# [Goal of the exercise]
Each line that follows is to be retyped exactly.

Stored data:
# # # #

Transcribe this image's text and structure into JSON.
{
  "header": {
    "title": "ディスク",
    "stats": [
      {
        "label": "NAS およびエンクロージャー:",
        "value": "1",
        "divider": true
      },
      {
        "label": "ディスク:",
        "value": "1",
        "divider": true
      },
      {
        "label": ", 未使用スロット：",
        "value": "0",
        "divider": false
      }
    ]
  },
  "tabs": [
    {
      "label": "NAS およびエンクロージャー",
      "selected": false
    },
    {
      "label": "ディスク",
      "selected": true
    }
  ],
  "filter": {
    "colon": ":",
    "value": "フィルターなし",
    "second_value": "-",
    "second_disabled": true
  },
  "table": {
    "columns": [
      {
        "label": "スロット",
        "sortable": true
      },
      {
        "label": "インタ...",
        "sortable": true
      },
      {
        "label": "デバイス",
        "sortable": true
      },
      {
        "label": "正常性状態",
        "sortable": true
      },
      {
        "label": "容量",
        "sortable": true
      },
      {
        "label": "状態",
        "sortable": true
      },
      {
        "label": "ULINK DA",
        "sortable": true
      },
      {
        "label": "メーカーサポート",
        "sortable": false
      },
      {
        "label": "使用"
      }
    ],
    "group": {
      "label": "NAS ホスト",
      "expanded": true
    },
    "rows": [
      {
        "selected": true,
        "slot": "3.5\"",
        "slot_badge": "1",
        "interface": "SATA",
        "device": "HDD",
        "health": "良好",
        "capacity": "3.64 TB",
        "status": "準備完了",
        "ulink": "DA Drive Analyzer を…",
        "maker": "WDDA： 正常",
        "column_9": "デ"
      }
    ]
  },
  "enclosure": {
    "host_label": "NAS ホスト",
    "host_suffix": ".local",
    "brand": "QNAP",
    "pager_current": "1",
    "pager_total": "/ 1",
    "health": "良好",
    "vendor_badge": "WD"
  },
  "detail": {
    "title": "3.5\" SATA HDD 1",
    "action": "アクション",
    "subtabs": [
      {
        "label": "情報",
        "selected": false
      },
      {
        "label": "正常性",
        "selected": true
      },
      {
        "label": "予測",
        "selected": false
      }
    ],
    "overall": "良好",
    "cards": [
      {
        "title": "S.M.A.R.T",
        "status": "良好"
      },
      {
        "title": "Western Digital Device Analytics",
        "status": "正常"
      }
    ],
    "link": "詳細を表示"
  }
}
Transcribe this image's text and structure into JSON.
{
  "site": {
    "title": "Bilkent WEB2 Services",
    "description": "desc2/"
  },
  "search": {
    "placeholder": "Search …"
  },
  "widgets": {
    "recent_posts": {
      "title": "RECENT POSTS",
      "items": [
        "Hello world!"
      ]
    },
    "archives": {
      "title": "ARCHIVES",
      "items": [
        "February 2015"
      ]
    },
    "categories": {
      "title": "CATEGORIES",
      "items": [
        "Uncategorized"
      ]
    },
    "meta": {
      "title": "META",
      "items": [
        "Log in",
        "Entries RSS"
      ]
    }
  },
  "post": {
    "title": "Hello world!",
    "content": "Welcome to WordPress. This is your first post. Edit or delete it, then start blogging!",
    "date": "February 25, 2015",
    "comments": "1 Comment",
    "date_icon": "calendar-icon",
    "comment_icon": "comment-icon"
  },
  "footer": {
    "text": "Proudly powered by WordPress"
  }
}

# # # #

# [Problem solution]
Transcribe this image's text and structure into JSON.
{
  "header": {
    "title": "ディスク",
    "stats": [
      {
        "label": "NAS およびエンクロージャー:",
        "value": "1",
        "divider": true
      },
      {
        "label": "ディスク:",
        "value": "1",
        "divider": true
      },
      {
        "label": ", 未使用スロット：",
        "value": "0",
        "divider": false
      }
    ]
  },
  "tabs": [
    {
      "label": "NAS およびエンクロージャー",
      "selected": false
    },
    {
      "label": "ディスク",
      "selected": true
    }
  ],
  "filter": {
    "colon": ":",
    "value": "フィルターなし",
    "second_value": "-",
    "second_disabled": true
  },
  "table": {
    "columns": [
      {
        "label": "スロット",
        "sortable": true
      },
      {
        "label": "インタ...",
        "sortable": true
      },
      {
        "label": "デバイス",
        "sortable": true
      },
      {
        "label": "正常性状態",
        "sortable": true
      },
      {
        "label": "容量",
        "sortable": true
      },
      {
        "label": "状態",
        "sortable": true
      },
      {
        "label": "ULINK DA",
        "sortable": true
      },
      {
        "label": "メーカーサポート",
        "sortable": false
      },
      {
        "label": "使用"
      }
    ],
    "group": {
      "label": "NAS ホスト",
      "expanded": true
    },
    "rows": [
      {
        "selected": true,
        "slot": "3.5\"",
        "slot_badge": "1",
        "interface": "SATA",
        "device": "HDD",
        "health": "良好",
        "capacity": "3.64 TB",
        "status": "準備完了",
        "ulink": "DA Drive Analyzer を…",
        "maker": "WDDA： 正常",
        "column_9": "デ"
      }
    ]
  },
  "enclosure": {
    "host_label": "NAS ホスト",
    "host_suffix": ".local",
    "brand": "QNAP",
    "pager_current": "1",
    "pager_total": "/ 1",
    "health": "良好",
    "vendor_badge": "WD"
  },
  "detail": {
    "title": "3.5\" SATA HDD 1",
    "action": "アクション",
    "subtabs": [
      {
        "label": "情報",
        "selected": false
      },
      {
        "label": "正常性",
        "selected": true
      },
      {
        "label": "予測",
        "selected": false
      }
    ],
    "overall": "良好",
    "cards": [
      {
        "title": "S.M.A.R.T",
        "status": "良好"
      },
      {
        "title": "Western Digital Device Analytics",
        "status": "正常"
      }
    ],
    "link": "詳細を表示"
  }
}
Transcribe this image's text and structure into JSON.
{
  "site": {
    "title": "Bilkent WEB2 Services",
    "description": "desc2/"
  },
  "search": {
    "placeholder": "Search …"
  },
  "widgets": {
    "recent_posts": {
      "title": "RECENT POSTS",
      "items": [
        "Hello world!"
      ]
    },
    "archives": {
      "title": "ARCHIVES",
      "items": [
        "February 2015"
      ]
    },
    "categories": {
      "title": "CATEGORIES",
      "items": [
        "Uncategorized"
      ]
    },
    "meta": {
      "title": "META",
      "items": [
        "Log in",
        "Entries RSS"
      ]
    }
  },
  "post": {
    "title": "Hello world!",
    "content": "Welcome to WordPress. This is your first post. Edit or delete it, then start blogging!",
    "date": "February 25, 2015",
    "comments": "1 Comment",
    "date_icon": "calendar-icon",
    "comment_icon": "comment-icon"
  },
  "footer": {
    "text": "Proudly powered by WordPress"
  }
}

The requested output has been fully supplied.